## DATA FOR THIS TASK
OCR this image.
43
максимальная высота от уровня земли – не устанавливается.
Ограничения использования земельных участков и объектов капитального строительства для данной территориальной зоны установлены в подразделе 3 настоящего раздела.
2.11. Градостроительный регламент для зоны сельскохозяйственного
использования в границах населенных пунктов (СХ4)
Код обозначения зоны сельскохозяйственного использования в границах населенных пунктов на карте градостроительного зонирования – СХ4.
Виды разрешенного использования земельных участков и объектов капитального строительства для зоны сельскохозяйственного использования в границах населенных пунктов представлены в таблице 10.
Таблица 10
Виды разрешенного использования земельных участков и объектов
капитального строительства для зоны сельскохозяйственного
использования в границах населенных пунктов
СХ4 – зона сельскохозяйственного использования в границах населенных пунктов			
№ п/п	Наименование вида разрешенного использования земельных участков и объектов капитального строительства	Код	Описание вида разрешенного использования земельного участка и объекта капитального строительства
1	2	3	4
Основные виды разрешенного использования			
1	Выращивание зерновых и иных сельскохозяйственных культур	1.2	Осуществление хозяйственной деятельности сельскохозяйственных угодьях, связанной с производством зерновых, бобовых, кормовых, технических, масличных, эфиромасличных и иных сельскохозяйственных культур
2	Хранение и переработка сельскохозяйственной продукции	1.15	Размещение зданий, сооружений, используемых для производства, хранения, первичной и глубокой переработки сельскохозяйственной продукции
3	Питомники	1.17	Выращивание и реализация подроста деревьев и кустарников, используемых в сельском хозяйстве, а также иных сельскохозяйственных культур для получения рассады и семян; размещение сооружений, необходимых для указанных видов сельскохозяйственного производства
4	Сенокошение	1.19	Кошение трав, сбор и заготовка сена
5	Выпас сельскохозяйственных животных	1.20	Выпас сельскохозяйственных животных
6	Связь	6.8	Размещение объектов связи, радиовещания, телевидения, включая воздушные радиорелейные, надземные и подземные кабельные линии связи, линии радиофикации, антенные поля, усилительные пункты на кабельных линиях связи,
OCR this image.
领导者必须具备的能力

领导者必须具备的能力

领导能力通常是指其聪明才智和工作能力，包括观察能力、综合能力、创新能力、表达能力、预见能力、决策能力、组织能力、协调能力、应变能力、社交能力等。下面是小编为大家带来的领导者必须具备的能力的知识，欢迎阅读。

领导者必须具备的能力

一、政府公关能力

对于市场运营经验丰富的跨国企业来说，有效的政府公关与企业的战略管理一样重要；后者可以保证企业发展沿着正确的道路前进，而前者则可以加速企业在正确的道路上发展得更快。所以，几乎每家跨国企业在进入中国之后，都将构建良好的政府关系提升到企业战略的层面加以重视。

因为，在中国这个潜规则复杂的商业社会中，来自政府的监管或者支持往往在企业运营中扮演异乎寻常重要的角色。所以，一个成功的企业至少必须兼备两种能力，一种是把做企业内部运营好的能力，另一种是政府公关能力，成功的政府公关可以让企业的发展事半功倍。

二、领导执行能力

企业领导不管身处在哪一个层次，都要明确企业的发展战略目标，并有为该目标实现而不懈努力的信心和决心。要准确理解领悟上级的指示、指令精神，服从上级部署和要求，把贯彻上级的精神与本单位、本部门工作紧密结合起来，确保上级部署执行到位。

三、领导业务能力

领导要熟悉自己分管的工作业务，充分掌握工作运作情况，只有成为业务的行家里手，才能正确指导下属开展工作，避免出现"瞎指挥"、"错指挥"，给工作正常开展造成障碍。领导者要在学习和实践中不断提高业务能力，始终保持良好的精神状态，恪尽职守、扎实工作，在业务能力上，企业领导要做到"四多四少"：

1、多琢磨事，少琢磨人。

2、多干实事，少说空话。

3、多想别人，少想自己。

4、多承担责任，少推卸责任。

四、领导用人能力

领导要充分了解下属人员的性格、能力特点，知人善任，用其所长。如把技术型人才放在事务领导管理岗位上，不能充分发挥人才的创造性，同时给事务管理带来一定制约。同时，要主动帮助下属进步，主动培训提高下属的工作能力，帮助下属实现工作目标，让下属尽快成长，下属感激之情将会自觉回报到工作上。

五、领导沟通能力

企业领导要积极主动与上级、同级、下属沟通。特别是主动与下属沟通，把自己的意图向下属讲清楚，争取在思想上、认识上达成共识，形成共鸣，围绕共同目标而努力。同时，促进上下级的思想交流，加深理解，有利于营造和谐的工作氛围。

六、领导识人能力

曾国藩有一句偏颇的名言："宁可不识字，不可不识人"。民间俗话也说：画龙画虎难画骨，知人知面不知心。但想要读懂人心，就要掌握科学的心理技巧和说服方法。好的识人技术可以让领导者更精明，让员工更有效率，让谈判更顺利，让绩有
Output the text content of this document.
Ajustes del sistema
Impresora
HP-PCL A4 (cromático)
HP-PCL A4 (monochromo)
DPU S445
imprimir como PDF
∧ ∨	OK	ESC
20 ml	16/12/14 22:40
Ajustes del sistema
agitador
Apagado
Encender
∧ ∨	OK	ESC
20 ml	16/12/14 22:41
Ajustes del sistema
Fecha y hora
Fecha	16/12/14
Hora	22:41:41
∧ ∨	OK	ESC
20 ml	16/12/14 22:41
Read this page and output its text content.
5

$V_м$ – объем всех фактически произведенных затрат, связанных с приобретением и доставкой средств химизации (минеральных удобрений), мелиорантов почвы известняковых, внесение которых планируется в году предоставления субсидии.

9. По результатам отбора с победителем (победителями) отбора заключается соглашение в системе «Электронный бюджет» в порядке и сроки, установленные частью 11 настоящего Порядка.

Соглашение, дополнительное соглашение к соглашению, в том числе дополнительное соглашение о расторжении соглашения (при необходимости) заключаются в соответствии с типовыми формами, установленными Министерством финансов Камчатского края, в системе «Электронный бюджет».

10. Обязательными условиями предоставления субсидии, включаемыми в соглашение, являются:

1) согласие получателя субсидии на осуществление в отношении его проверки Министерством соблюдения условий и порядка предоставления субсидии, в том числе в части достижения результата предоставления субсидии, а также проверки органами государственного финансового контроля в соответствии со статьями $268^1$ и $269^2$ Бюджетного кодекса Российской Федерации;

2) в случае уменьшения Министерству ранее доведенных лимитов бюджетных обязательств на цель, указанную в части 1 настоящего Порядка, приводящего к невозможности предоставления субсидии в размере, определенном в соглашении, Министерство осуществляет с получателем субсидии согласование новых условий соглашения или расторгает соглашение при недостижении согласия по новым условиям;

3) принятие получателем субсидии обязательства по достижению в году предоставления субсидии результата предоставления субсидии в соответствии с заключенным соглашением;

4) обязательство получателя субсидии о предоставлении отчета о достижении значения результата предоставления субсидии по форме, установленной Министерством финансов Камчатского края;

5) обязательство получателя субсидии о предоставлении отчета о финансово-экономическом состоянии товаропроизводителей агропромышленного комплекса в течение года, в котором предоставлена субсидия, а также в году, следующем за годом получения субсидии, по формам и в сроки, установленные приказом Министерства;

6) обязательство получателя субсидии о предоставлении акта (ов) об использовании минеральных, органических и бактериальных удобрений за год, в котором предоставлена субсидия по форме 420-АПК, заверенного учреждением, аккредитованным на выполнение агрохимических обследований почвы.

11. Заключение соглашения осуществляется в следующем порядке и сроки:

## OBJECTIVE
Type out the material again exactly as presented.

## ANSWER TO THE PROBLEM
OCR this image.
43
максимальная высота от уровня земли – не устанавливается.
Ограничения использования земельных участков и объектов капитального строительства для данной территориальной зоны установлены в подразделе 3 настоящего раздела.
2.11. Градостроительный регламент для зоны сельскохозяйственного
использования в границах населенных пунктов (СХ4)
Код обозначения зоны сельскохозяйственного использования в границах населенных пунктов на карте градостроительного зонирования – СХ4.
Виды разрешенного использования земельных участков и объектов капитального строительства для зоны сельскохозяйственного использования в границах населенных пунктов представлены в таблице 10.
Таблица 10
Виды разрешенного использования земельных участков и объектов
капитального строительства для зоны сельскохозяйственного
использования в границах населенных пунктов
СХ4 – зона сельскохозяйственного использования в границах населенных пунктов			
№ п/п	Наименование вида разрешенного использования земельных участков и объектов капитального строительства	Код	Описание вида разрешенного использования земельного участка и объекта капитального строительства
1	2	3	4
Основные виды разрешенного использования			
1	Выращивание зерновых и иных сельскохозяйственных культур	1.2	Осуществление хозяйственной деятельности сельскохозяйственных угодьях, связанной с производством зерновых, бобовых, кормовых, технических, масличных, эфиромасличных и иных сельскохозяйственных культур
2	Хранение и переработка сельскохозяйственной продукции	1.15	Размещение зданий, сооружений, используемых для производства, хранения, первичной и глубокой переработки сельскохозяйственной продукции
3	Питомники	1.17	Выращивание и реализация подроста деревьев и кустарников, используемых в сельском хозяйстве, а также иных сельскохозяйственных культур для получения рассады и семян; размещение сооружений, необходимых для указанных видов сельскохозяйственного производства
4	Сенокошение	1.19	Кошение трав, сбор и заготовка сена
5	Выпас сельскохозяйственных животных	1.20	Выпас сельскохозяйственных животных
6	Связь	6.8	Размещение объектов связи, радиовещания, телевидения, включая воздушные радиорелейные, надземные и подземные кабельные линии связи, линии радиофикации, антенные поля, усилительные пункты на кабельных линиях связи,
OCR this image.
领导者必须具备的能力

领导者必须具备的能力

领导能力通常是指其聪明才智和工作能力，包括观察能力、综合能力、创新能力、表达能力、预见能力、决策能力、组织能力、协调能力、应变能力、社交能力等。下面是小编为大家带来的领导者必须具备的能力的知识，欢迎阅读。

领导者必须具备的能力

一、政府公关能力

对于市场运营经验丰富的跨国企业来说，有效的政府公关与企业的战略管理一样重要；后者可以保证企业发展沿着正确的道路前进，而前者则可以加速企业在正确的道路上发展得更快。所以，几乎每家跨国企业在进入中国之后，都将构建良好的政府关系提升到企业战略的层面加以重视。

因为，在中国这个潜规则复杂的商业社会中，来自政府的监管或者支持往往在企业运营中扮演异乎寻常重要的角色。所以，一个成功的企业至少必须兼备两种能力，一种是把做企业内部运营好的能力，另一种是政府公关能力，成功的政府公关可以让企业的发展事半功倍。

二、领导执行能力

企业领导不管身处在哪一个层次，都要明确企业的发展战略目标，并有为该目标实现而不懈努力的信心和决心。要准确理解领悟上级的指示、指令精神，服从上级部署和要求，把贯彻上级的精神与本单位、本部门工作紧密结合起来，确保上级部署执行到位。

三、领导业务能力

领导要熟悉自己分管的工作业务，充分掌握工作运作情况，只有成为业务的行家里手，才能正确指导下属开展工作，避免出现"瞎指挥"、"错指挥"，给工作正常开展造成障碍。领导者要在学习和实践中不断提高业务能力，始终保持良好的精神状态，恪尽职守、扎实工作，在业务能力上，企业领导要做到"四多四少"：

1、多琢磨事，少琢磨人。

2、多干实事，少说空话。

3、多想别人，少想自己。

4、多承担责任，少推卸责任。

四、领导用人能力

领导要充分了解下属人员的性格、能力特点，知人善任，用其所长。如把技术型人才放在事务领导管理岗位上，不能充分发挥人才的创造性，同时给事务管理带来一定制约。同时，要主动帮助下属进步，主动培训提高下属的工作能力，帮助下属实现工作目标，让下属尽快成长，下属感激之情将会自觉回报到工作上。

五、领导沟通能力

企业领导要积极主动与上级、同级、下属沟通。特别是主动与下属沟通，把自己的意图向下属讲清楚，争取在思想上、认识上达成共识，形成共鸣，围绕共同目标而努力。同时，促进上下级的思想交流，加深理解，有利于营造和谐的工作氛围。

六、领导识人能力

曾国藩有一句偏颇的名言："宁可不识字，不可不识人"。民间俗话也说：画龙画虎难画骨，知人知面不知心。但想要读懂人心，就要掌握科学的心理技巧和说服方法。好的识人技术可以让领导者更精明，让员工更有效率，让谈判更顺利，让绩有
Output the text content of this document.
Ajustes del sistema
Impresora
HP-PCL A4 (cromático)
HP-PCL A4 (monochromo)
DPU S445
imprimir como PDF
∧ ∨	OK	ESC
20 ml	16/12/14 22:40
Ajustes del sistema
agitador
Apagado
Encender
∧ ∨	OK	ESC
20 ml	16/12/14 22:41
Ajustes del sistema
Fecha y hora
Fecha	16/12/14
Hora	22:41:41
∧ ∨	OK	ESC
20 ml	16/12/14 22:41
Read this page and output its text content.
5

$V_м$ – объем всех фактически произведенных затрат, связанных с приобретением и доставкой средств химизации (минеральных удобрений), мелиорантов почвы известняковых, внесение которых планируется в году предоставления субсидии.

9. По результатам отбора с победителем (победителями) отбора заключается соглашение в системе «Электронный бюджет» в порядке и сроки, установленные частью 11 настоящего Порядка.

Соглашение, дополнительное соглашение к соглашению, в том числе дополнительное соглашение о расторжении соглашения (при необходимости) заключаются в соответствии с типовыми формами, установленными Министерством финансов Камчатского края, в системе «Электронный бюджет».

10. Обязательными условиями предоставления субсидии, включаемыми в соглашение, являются:

1) согласие получателя субсидии на осуществление в отношении его проверки Министерством соблюдения условий и порядка предоставления субсидии, в том числе в части достижения результата предоставления субсидии, а также проверки органами государственного финансового контроля в соответствии со статьями $268^1$ и $269^2$ Бюджетного кодекса Российской Федерации;

2) в случае уменьшения Министерству ранее доведенных лимитов бюджетных обязательств на цель, указанную в части 1 настоящего Порядка, приводящего к невозможности предоставления субсидии в размере, определенном в соглашении, Министерство осуществляет с получателем субсидии согласование новых условий соглашения или расторгает соглашение при недостижении согласия по новым условиям;

3) принятие получателем субсидии обязательства по достижению в году предоставления субсидии результата предоставления субсидии в соответствии с заключенным соглашением;

4) обязательство получателя субсидии о предоставлении отчета о достижении значения результата предоставления субсидии по форме, установленной Министерством финансов Камчатского края;

5) обязательство получателя субсидии о предоставлении отчета о финансово-экономическом состоянии товаропроизводителей агропромышленного комплекса в течение года, в котором предоставлена субсидия, а также в году, следующем за годом получения субсидии, по формам и в сроки, установленные приказом Министерства;

6) обязательство получателя субсидии о предоставлении акта (ов) об использовании минеральных, органических и бактериальных удобрений за год, в котором предоставлена субсидия по форме 420-АПК, заверенного учреждением, аккредитованным на выполнение агрохимических обследований почвы.

11. Заключение соглашения осуществляется в следующем порядке и сроки:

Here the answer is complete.